▸ **Instructions for the task**: Collect every line that includes the string "color".

>> start Information shown

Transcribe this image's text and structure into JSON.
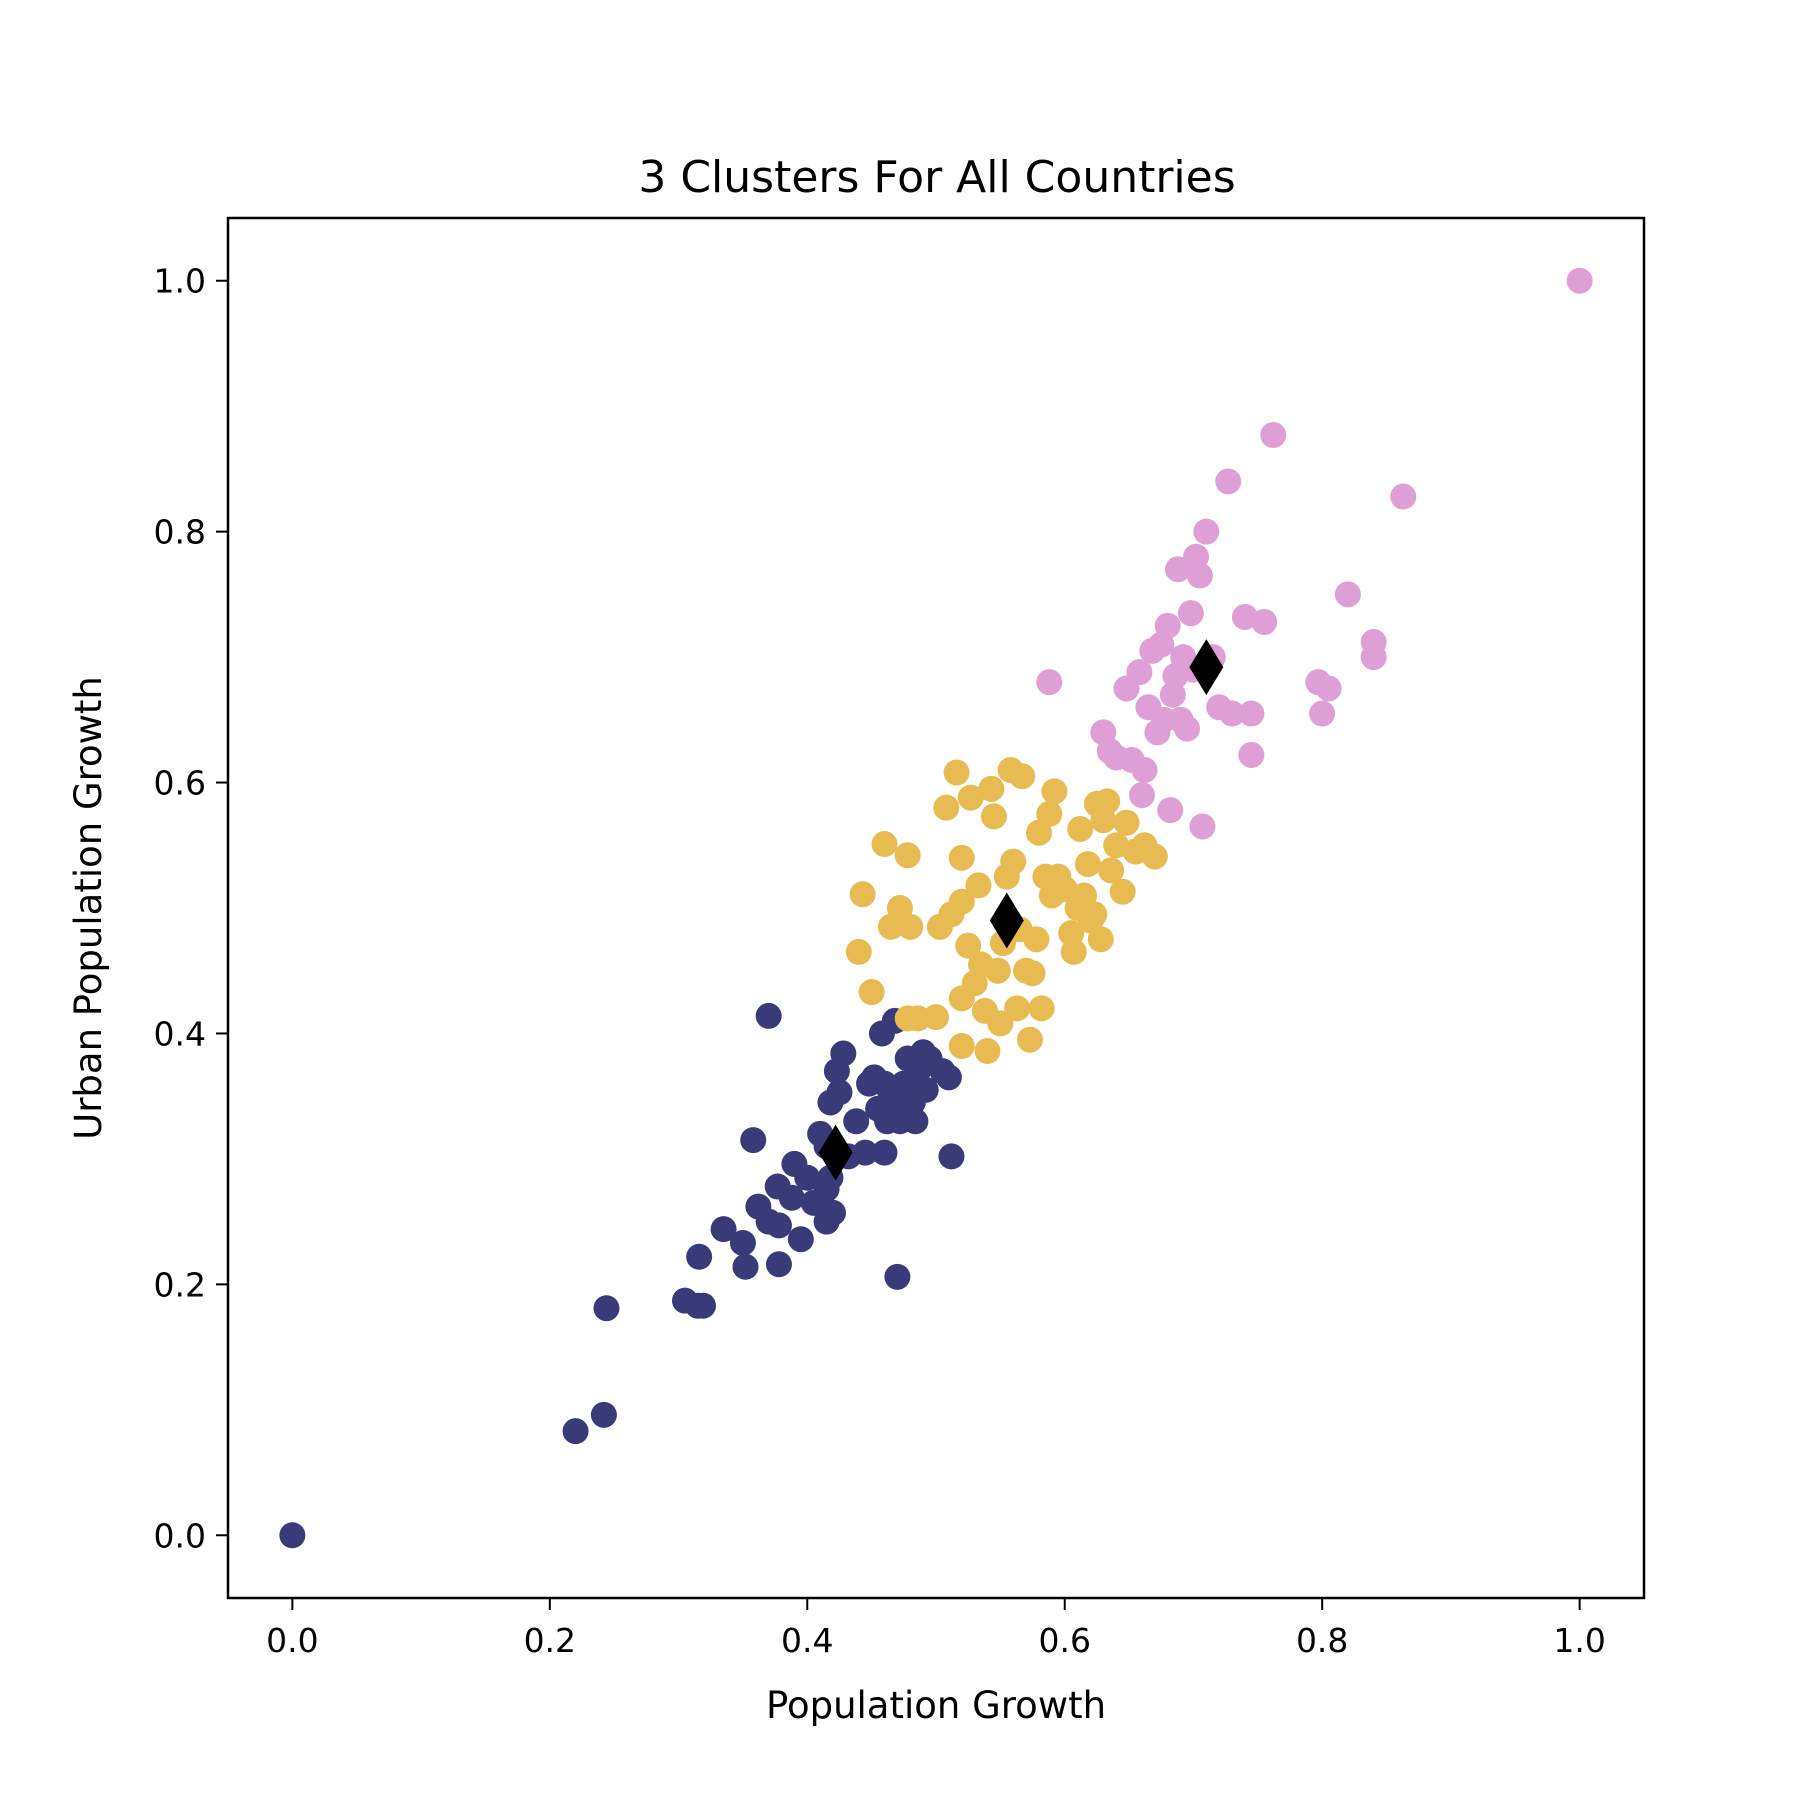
{
  "chart_data": {
    "type": "scatter",
    "title": "3 Clusters For All Countries",
    "xlabel": "Population Growth",
    "ylabel": "Urban Population Growth",
    "xlim": [
      -0.05,
      1.05
    ],
    "ylim": [
      -0.05,
      1.05
    ],
    "xticks": [
      "0.0",
      "0.2",
      "0.4",
      "0.6",
      "0.8",
      "1.0"
    ],
    "yticks": [
      "0.0",
      "0.2",
      "0.4",
      "0.6",
      "0.8",
      "1.0"
    ],
    "grid": false,
    "series": [
      {
        "color": "#393b79",
        "points": [
          [
            0.0,
            0.0
          ],
          [
            0.22,
            0.083
          ],
          [
            0.242,
            0.096
          ],
          [
            0.244,
            0.181
          ],
          [
            0.305,
            0.187
          ],
          [
            0.315,
            0.183
          ],
          [
            0.319,
            0.183
          ],
          [
            0.316,
            0.222
          ],
          [
            0.335,
            0.244
          ],
          [
            0.35,
            0.233
          ],
          [
            0.352,
            0.214
          ],
          [
            0.358,
            0.315
          ],
          [
            0.37,
            0.414
          ],
          [
            0.362,
            0.262
          ],
          [
            0.37,
            0.25
          ],
          [
            0.377,
            0.278
          ],
          [
            0.378,
            0.247
          ],
          [
            0.378,
            0.216
          ],
          [
            0.388,
            0.269
          ],
          [
            0.39,
            0.296
          ],
          [
            0.395,
            0.236
          ],
          [
            0.4,
            0.285
          ],
          [
            0.405,
            0.265
          ],
          [
            0.41,
            0.32
          ],
          [
            0.415,
            0.31
          ],
          [
            0.415,
            0.276
          ],
          [
            0.418,
            0.285
          ],
          [
            0.415,
            0.25
          ],
          [
            0.42,
            0.257
          ],
          [
            0.418,
            0.345
          ],
          [
            0.425,
            0.353
          ],
          [
            0.423,
            0.37
          ],
          [
            0.428,
            0.384
          ],
          [
            0.432,
            0.302
          ],
          [
            0.438,
            0.33
          ],
          [
            0.445,
            0.305
          ],
          [
            0.448,
            0.36
          ],
          [
            0.452,
            0.365
          ],
          [
            0.455,
            0.34
          ],
          [
            0.458,
            0.4
          ],
          [
            0.46,
            0.36
          ],
          [
            0.46,
            0.305
          ],
          [
            0.462,
            0.33
          ],
          [
            0.465,
            0.35
          ],
          [
            0.468,
            0.41
          ],
          [
            0.47,
            0.345
          ],
          [
            0.472,
            0.33
          ],
          [
            0.475,
            0.36
          ],
          [
            0.478,
            0.38
          ],
          [
            0.482,
            0.345
          ],
          [
            0.484,
            0.33
          ],
          [
            0.486,
            0.37
          ],
          [
            0.49,
            0.385
          ],
          [
            0.492,
            0.355
          ],
          [
            0.495,
            0.38
          ],
          [
            0.505,
            0.37
          ],
          [
            0.51,
            0.365
          ],
          [
            0.512,
            0.302
          ],
          [
            0.47,
            0.206
          ]
        ]
      },
      {
        "color": "#e7ba52",
        "points": [
          [
            0.44,
            0.465
          ],
          [
            0.443,
            0.511
          ],
          [
            0.45,
            0.433
          ],
          [
            0.46,
            0.551
          ],
          [
            0.465,
            0.485
          ],
          [
            0.472,
            0.5
          ],
          [
            0.478,
            0.542
          ],
          [
            0.48,
            0.485
          ],
          [
            0.478,
            0.412
          ],
          [
            0.486,
            0.412
          ],
          [
            0.5,
            0.413
          ],
          [
            0.503,
            0.485
          ],
          [
            0.508,
            0.58
          ],
          [
            0.512,
            0.495
          ],
          [
            0.516,
            0.608
          ],
          [
            0.52,
            0.39
          ],
          [
            0.52,
            0.505
          ],
          [
            0.52,
            0.54
          ],
          [
            0.52,
            0.428
          ],
          [
            0.525,
            0.47
          ],
          [
            0.527,
            0.588
          ],
          [
            0.53,
            0.44
          ],
          [
            0.533,
            0.518
          ],
          [
            0.535,
            0.455
          ],
          [
            0.538,
            0.418
          ],
          [
            0.54,
            0.386
          ],
          [
            0.543,
            0.595
          ],
          [
            0.545,
            0.573
          ],
          [
            0.548,
            0.45
          ],
          [
            0.55,
            0.408
          ],
          [
            0.552,
            0.472
          ],
          [
            0.555,
            0.525
          ],
          [
            0.558,
            0.61
          ],
          [
            0.56,
            0.537
          ],
          [
            0.563,
            0.42
          ],
          [
            0.565,
            0.483
          ],
          [
            0.567,
            0.605
          ],
          [
            0.57,
            0.45
          ],
          [
            0.573,
            0.395
          ],
          [
            0.575,
            0.448
          ],
          [
            0.578,
            0.475
          ],
          [
            0.58,
            0.56
          ],
          [
            0.582,
            0.42
          ],
          [
            0.585,
            0.525
          ],
          [
            0.588,
            0.575
          ],
          [
            0.59,
            0.51
          ],
          [
            0.592,
            0.593
          ],
          [
            0.595,
            0.525
          ],
          [
            0.6,
            0.515
          ],
          [
            0.605,
            0.48
          ],
          [
            0.607,
            0.465
          ],
          [
            0.61,
            0.5
          ],
          [
            0.612,
            0.563
          ],
          [
            0.615,
            0.51
          ],
          [
            0.618,
            0.535
          ],
          [
            0.62,
            0.49
          ],
          [
            0.623,
            0.495
          ],
          [
            0.625,
            0.583
          ],
          [
            0.628,
            0.475
          ],
          [
            0.63,
            0.57
          ],
          [
            0.633,
            0.585
          ],
          [
            0.636,
            0.53
          ],
          [
            0.64,
            0.55
          ],
          [
            0.645,
            0.513
          ],
          [
            0.648,
            0.568
          ],
          [
            0.655,
            0.545
          ],
          [
            0.662,
            0.55
          ],
          [
            0.67,
            0.541
          ]
        ]
      },
      {
        "color": "#de9ed6",
        "points": [
          [
            0.588,
            0.68
          ],
          [
            0.63,
            0.64
          ],
          [
            0.635,
            0.625
          ],
          [
            0.64,
            0.62
          ],
          [
            0.648,
            0.675
          ],
          [
            0.652,
            0.618
          ],
          [
            0.658,
            0.688
          ],
          [
            0.66,
            0.59
          ],
          [
            0.662,
            0.61
          ],
          [
            0.665,
            0.66
          ],
          [
            0.668,
            0.705
          ],
          [
            0.672,
            0.64
          ],
          [
            0.675,
            0.71
          ],
          [
            0.677,
            0.65
          ],
          [
            0.68,
            0.725
          ],
          [
            0.682,
            0.578
          ],
          [
            0.684,
            0.67
          ],
          [
            0.686,
            0.685
          ],
          [
            0.688,
            0.77
          ],
          [
            0.69,
            0.65
          ],
          [
            0.692,
            0.7
          ],
          [
            0.695,
            0.643
          ],
          [
            0.698,
            0.735
          ],
          [
            0.7,
            0.69
          ],
          [
            0.702,
            0.78
          ],
          [
            0.705,
            0.765
          ],
          [
            0.707,
            0.565
          ],
          [
            0.71,
            0.8
          ],
          [
            0.715,
            0.7
          ],
          [
            0.72,
            0.66
          ],
          [
            0.727,
            0.84
          ],
          [
            0.73,
            0.655
          ],
          [
            0.74,
            0.732
          ],
          [
            0.745,
            0.655
          ],
          [
            0.745,
            0.622
          ],
          [
            0.755,
            0.728
          ],
          [
            0.762,
            0.877
          ],
          [
            0.797,
            0.68
          ],
          [
            0.8,
            0.655
          ],
          [
            0.805,
            0.675
          ],
          [
            0.82,
            0.75
          ],
          [
            0.84,
            0.712
          ],
          [
            0.84,
            0.7
          ],
          [
            0.863,
            0.828
          ],
          [
            1.0,
            1.0
          ]
        ]
      }
    ],
    "centroids": {
      "color": "#000000",
      "marker": "diamond",
      "points": [
        [
          0.422,
          0.305
        ],
        [
          0.555,
          0.49
        ],
        [
          0.71,
          0.692
        ]
      ]
    }
  }
}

>> end Information shown

▸ **Reply**:
        "color": "#393b79",
        "color": "#e7ba52",
        "color": "#de9ed6",
      "color": "#000000",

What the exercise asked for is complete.